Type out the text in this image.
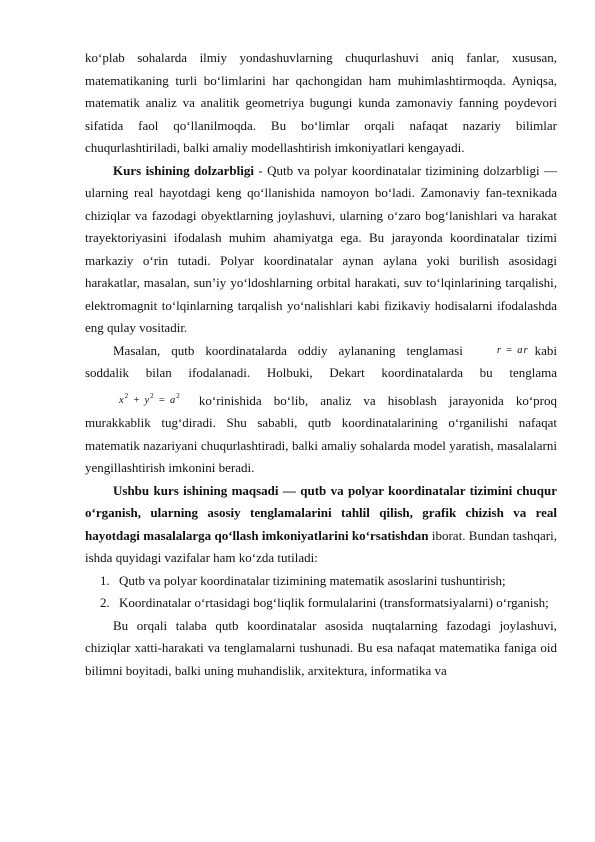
ko‘plab sohalarda ilmiy yondashuvlarning chuqurlashuvi aniq fanlar, xususan, matematikaning turli bo‘limlarini har qachongidan ham muhimlashtirmoqda. Ayniqsa, matematik analiz va analitik geometriya bugungi kunda zamonaviy fanning poydevori sifatida faol qo‘llanilmoqda. Bu bo‘limlar orqali nafaqat nazariy bilimlar chuqurlashtiriladi, balki amaliy modellashtirish imkoniyatlari kengayadi.

Kurs ishining dolzarbligi - Qutb va polyar koordinatalar tizimining dolzarbligi — ularning real hayotdagi keng qo‘llanishida namoyon bo‘ladi. Zamonaviy fan-texnikada chiziqlar va fazodagi obyektlarning joylashuvi, ularning o‘zaro bog‘lanishlari va harakat trayektoriyasini ifodalash muhim ahamiyatga ega. Bu jarayonda koordinatalar tizimi markaziy o‘rin tutadi. Polyar koordinatalar aynan aylana yoki burilish asosidagi harakatlar, masalan, sun’iy yo‘ldoshlarning orbital harakati, suv to‘lqinlarining tarqalishi, elektromagnit to‘lqinlarning tarqalish yo‘nalishlari kabi fizikaviy hodisalarni ifodalashda eng qulay vositadir.

Masalan, qutb koordinatalarda oddiy aylananing tenglamasi	r = ar kabi soddalik bilan ifodalanadi. Holbuki, Dekart koordinatalarda bu tenglama $x^2 + y^2 = a^2$ ko‘rinishida bo‘lib, analiz va hisoblash jarayonida ko‘proq murakkablik tug‘diradi. Shu sababli, qutb koordinatalarining o‘rganilishi nafaqat matematik nazariyani chuqurlashtiradi, balki amaliy sohalarda model yaratish, masalalarni yengillashtirish imkonini beradi.

Ushbu kurs ishining maqsadi — qutb va polyar koordinatalar tizimini chuqur o‘rganish, ularning asosiy tenglamalarini tahlil qilish, grafik chizish va real hayotdagi masalalarga qo‘llash imkoniyatlarini ko‘rsatishdan iborat. Bundan tashqari, ishda quyidagi vazifalar ham ko‘zda tutiladi:

1. Qutb va polyar koordinatalar tizimining matematik asoslarini tushuntirish;
2. Koordinatalar o‘rtasidagi bog‘liqlik formulalarini (transformatsiyalarni) o‘rganish;

Bu orqali talaba qutb koordinatalar asosida nuqtalarning fazodagi joylashuvi, chiziqlar xatti-harakati va tenglamalarni tushunadi. Bu esa nafaqat matematika faniga oid bilimni boyitadi, balki uning muhandislik, arxitektura, informatika va
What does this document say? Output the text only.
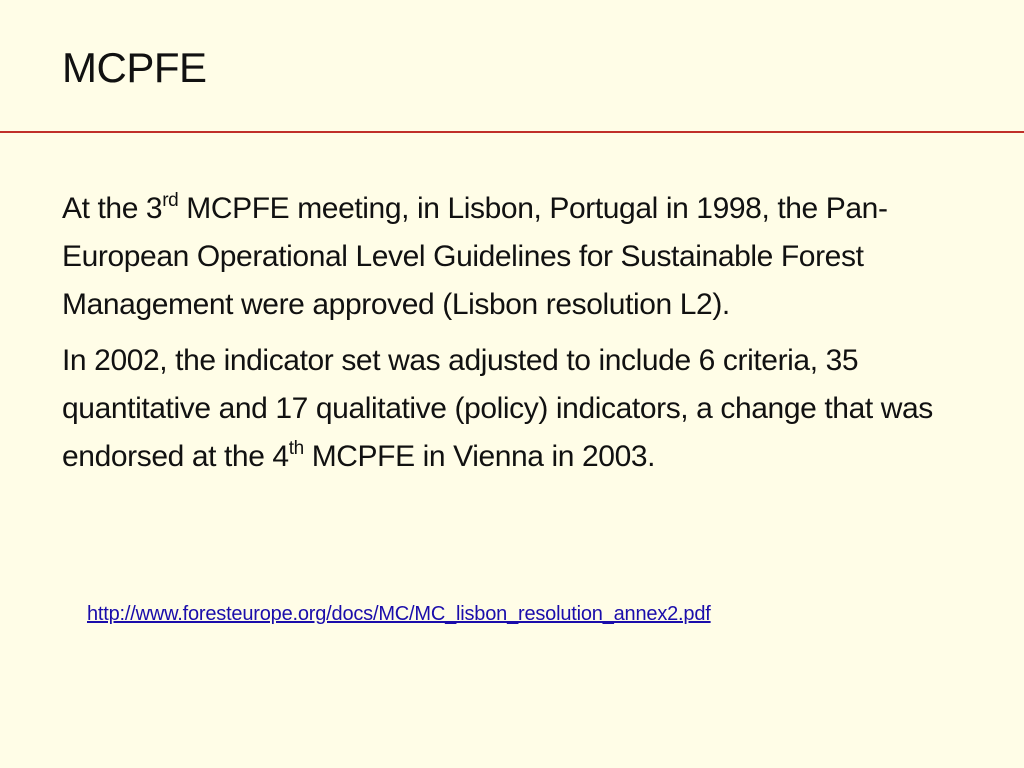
MCPFE

At the 3rd MCPFE meeting, in Lisbon, Portugal in 1998, the Pan-European Operational Level Guidelines for Sustainable Forest Management were approved (Lisbon resolution L2).

In 2002, the indicator set was adjusted to include 6 criteria, 35 quantitative and 17 qualitative (policy) indicators, a change that was endorsed at the 4th MCPFE in Vienna in 2003.

http://www.foresteurope.org/docs/MC/MC_lisbon_resolution_annex2.pdf
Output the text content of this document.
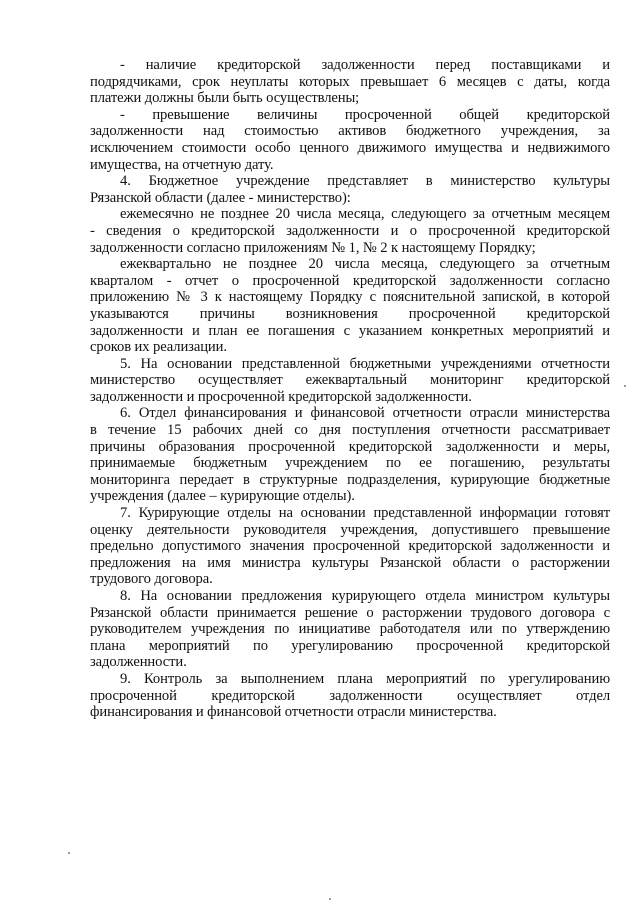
- наличие кредиторской задолженности перед поставщиками и
подрядчиками, срок неуплаты которых превышает 6 месяцев с даты, когда
платежи должны были быть осуществлены;
- превышение величины просроченной общей кредиторской
задолженности над стоимостью активов бюджетного учреждения, за
исключением стоимости особо ценного движимого имущества и недвижимого
имущества, на отчетную дату.
4. Бюджетное учреждение представляет в министерство культуры
Рязанской области (далее - министерство):
ежемесячно не позднее 20 числа месяца, следующего за отчетным месяцем
- сведения о кредиторской задолженности и о просроченной кредиторской
задолженности согласно приложениям № 1, № 2 к настоящему Порядку;
ежеквартально не позднее 20 числа месяца, следующего за отчетным
кварталом - отчет о просроченной кредиторской задолженности согласно
приложению № 3 к настоящему Порядку с пояснительной запиской, в которой
указываются причины возникновения просроченной кредиторской
задолженности и план ее погашения с указанием конкретных мероприятий и
сроков их реализации.
5. На основании представленной бюджетными учреждениями отчетности
министерство осуществляет ежеквартальный мониторинг кредиторской
задолженности и просроченной кредиторской задолженности.
6. Отдел финансирования и финансовой отчетности отрасли министерства
в течение 15 рабочих дней со дня поступления отчетности рассматривает
причины образования просроченной кредиторской задолженности и меры,
принимаемые бюджетным учреждением по ее погашению, результаты
мониторинга передает в структурные подразделения, курирующие бюджетные
учреждения (далее – курирующие отделы).
7. Курирующие отделы на основании представленной информации готовят
оценку деятельности руководителя учреждения, допустившего превышение
предельно допустимого значения просроченной кредиторской задолженности и
предложения на имя министра культуры Рязанской области о расторжении
трудового договора.
8. На основании предложения курирующего отдела министром культуры
Рязанской области принимается решение о расторжении трудового договора с
руководителем учреждения по инициативе работодателя или по утверждению
плана мероприятий по урегулированию просроченной кредиторской
задолженности.
9. Контроль за выполнением плана мероприятий по урегулированию
просроченной кредиторской задолженности осуществляет отдел
финансирования и финансовой отчетности отрасли министерства.
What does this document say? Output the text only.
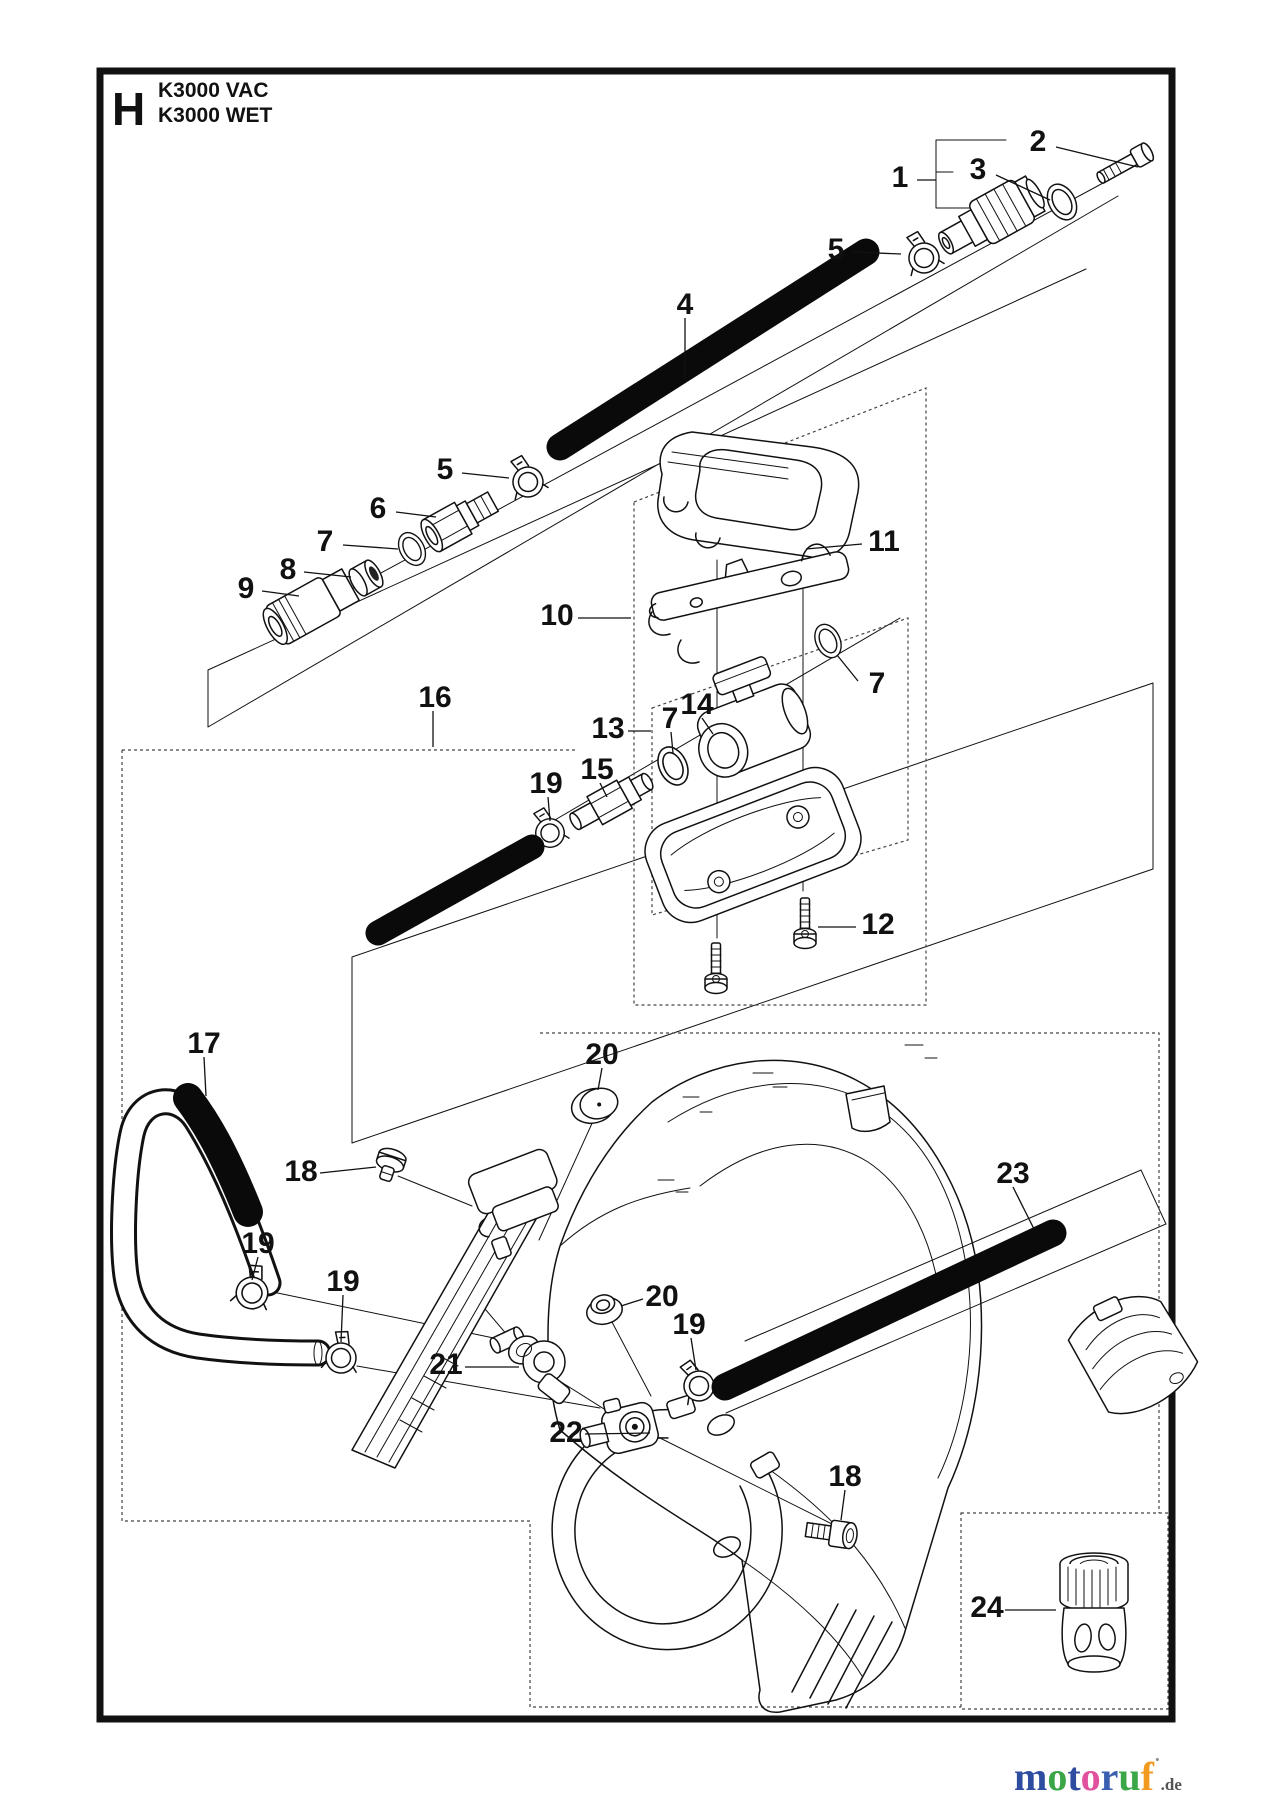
H K3000 VAC
K3000 WET
1
2
3
4
5
5
6
7
8
9
10
11
12
13
14
7
7
15
19
16
17
18
19
19
20
20
19
21
22
23
18
24
motoruf˙$_{.de}$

....

Scan the records above for the string "министерство", then report every line that contains it.

4. Бюджетное учреждение представляет в министерство культуры
Рязанской области (далее - министерство):
министерство осуществляет ежеквартальный мониторинг кредиторской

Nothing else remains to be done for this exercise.